START

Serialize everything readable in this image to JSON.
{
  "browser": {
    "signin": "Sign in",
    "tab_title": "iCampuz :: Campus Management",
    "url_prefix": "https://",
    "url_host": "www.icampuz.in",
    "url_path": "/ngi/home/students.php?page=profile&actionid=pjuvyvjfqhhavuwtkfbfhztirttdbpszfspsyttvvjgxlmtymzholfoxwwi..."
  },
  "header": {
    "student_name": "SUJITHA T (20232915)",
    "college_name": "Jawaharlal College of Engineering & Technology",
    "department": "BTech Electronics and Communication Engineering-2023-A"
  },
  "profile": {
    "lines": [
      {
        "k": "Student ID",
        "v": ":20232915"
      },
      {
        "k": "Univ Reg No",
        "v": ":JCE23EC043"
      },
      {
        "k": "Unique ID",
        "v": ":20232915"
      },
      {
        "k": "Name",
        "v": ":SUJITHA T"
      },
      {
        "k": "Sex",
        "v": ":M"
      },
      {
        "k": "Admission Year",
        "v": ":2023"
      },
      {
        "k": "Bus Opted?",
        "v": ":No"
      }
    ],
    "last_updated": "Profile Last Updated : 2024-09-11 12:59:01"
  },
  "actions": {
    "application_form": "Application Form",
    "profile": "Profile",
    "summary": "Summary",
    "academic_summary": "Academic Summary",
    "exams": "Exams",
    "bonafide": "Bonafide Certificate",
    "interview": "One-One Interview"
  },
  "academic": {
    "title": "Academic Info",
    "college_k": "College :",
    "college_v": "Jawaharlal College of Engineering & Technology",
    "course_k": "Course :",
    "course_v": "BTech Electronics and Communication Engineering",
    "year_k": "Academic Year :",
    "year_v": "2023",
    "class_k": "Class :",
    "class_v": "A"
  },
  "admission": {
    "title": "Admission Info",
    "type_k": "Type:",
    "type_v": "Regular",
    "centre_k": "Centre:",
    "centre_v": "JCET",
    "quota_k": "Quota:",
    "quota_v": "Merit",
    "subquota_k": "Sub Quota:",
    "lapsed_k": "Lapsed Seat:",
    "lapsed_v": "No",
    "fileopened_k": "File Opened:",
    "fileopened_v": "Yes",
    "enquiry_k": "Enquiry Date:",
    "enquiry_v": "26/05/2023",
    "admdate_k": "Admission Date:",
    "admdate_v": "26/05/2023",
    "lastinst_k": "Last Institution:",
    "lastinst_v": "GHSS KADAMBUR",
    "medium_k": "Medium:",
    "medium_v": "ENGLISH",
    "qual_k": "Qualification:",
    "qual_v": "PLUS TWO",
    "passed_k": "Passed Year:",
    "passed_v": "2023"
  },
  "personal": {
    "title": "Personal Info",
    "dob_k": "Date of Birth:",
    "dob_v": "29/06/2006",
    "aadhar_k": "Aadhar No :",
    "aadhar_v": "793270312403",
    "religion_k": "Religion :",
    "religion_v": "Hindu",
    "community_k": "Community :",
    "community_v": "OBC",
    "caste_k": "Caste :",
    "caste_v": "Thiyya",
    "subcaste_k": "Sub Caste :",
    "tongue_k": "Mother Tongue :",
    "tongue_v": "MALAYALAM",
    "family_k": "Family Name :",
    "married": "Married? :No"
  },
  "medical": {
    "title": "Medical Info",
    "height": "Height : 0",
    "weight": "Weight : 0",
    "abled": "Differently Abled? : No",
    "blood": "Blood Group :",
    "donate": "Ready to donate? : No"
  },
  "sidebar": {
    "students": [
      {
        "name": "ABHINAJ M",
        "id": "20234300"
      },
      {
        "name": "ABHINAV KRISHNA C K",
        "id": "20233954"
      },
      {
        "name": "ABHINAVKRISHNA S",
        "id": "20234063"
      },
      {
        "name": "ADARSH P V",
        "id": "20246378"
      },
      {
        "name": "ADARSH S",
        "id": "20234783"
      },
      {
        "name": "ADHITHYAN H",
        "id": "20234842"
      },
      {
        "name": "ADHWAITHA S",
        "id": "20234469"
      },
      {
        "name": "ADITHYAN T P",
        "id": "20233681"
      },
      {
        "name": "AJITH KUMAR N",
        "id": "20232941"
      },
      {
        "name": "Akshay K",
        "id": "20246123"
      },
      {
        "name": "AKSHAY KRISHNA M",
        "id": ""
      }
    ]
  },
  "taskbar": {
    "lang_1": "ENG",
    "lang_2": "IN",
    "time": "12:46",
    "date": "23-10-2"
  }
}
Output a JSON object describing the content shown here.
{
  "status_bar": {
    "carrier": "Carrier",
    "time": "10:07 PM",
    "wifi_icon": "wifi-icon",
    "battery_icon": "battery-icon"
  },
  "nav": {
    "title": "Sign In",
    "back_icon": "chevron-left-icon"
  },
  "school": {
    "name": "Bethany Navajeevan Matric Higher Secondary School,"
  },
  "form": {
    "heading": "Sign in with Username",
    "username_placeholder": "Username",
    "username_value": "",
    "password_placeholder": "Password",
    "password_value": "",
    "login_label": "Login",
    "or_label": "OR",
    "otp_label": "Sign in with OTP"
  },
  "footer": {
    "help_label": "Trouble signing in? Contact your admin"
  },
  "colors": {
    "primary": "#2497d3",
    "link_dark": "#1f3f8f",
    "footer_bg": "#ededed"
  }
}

END

◆ **What you should do**: Return precisely the lines of the records, starting with the line that holds "Output a JSON" and ending with the last one.

◆ **Answer to the task**:
Output a JSON object describing the content shown here.
{
  "status_bar": {
    "carrier": "Carrier",
    "time": "10:07 PM",
    "wifi_icon": "wifi-icon",
    "battery_icon": "battery-icon"
  },
  "nav": {
    "title": "Sign In",
    "back_icon": "chevron-left-icon"
  },
  "school": {
    "name": "Bethany Navajeevan Matric Higher Secondary School,"
  },
  "form": {
    "heading": "Sign in with Username",
    "username_placeholder": "Username",
    "username_value": "",
    "password_placeholder": "Password",
    "password_value": "",
    "login_label": "Login",
    "or_label": "OR",
    "otp_label": "Sign in with OTP"
  },
  "footer": {
    "help_label": "Trouble signing in? Contact your admin"
  },
  "colors": {
    "primary": "#2497d3",
    "link_dark": "#1f3f8f",
    "footer_bg": "#ededed"
  }
}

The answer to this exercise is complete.